▶ [Given problem]
Reproduce the records below exactly as given.

▶ [Information provided]
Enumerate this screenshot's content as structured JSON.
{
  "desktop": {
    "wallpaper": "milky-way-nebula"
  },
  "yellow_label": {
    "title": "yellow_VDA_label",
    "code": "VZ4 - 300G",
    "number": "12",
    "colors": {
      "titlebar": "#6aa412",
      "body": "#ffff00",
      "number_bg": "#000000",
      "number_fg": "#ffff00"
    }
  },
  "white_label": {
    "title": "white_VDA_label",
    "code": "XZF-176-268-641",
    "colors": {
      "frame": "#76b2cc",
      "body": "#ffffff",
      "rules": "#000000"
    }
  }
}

▶ [Task output]
Enumerate this screenshot's content as structured JSON.
{
  "desktop": {
    "wallpaper": "milky-way-nebula"
  },
  "yellow_label": {
    "title": "yellow_VDA_label",
    "code": "VZ4 - 300G",
    "number": "12",
    "colors": {
      "titlebar": "#6aa412",
      "body": "#ffff00",
      "number_bg": "#000000",
      "number_fg": "#ffff00"
    }
  },
  "white_label": {
    "title": "white_VDA_label",
    "code": "XZF-176-268-641",
    "colors": {
      "frame": "#76b2cc",
      "body": "#ffffff",
      "rules": "#000000"
    }
  }
}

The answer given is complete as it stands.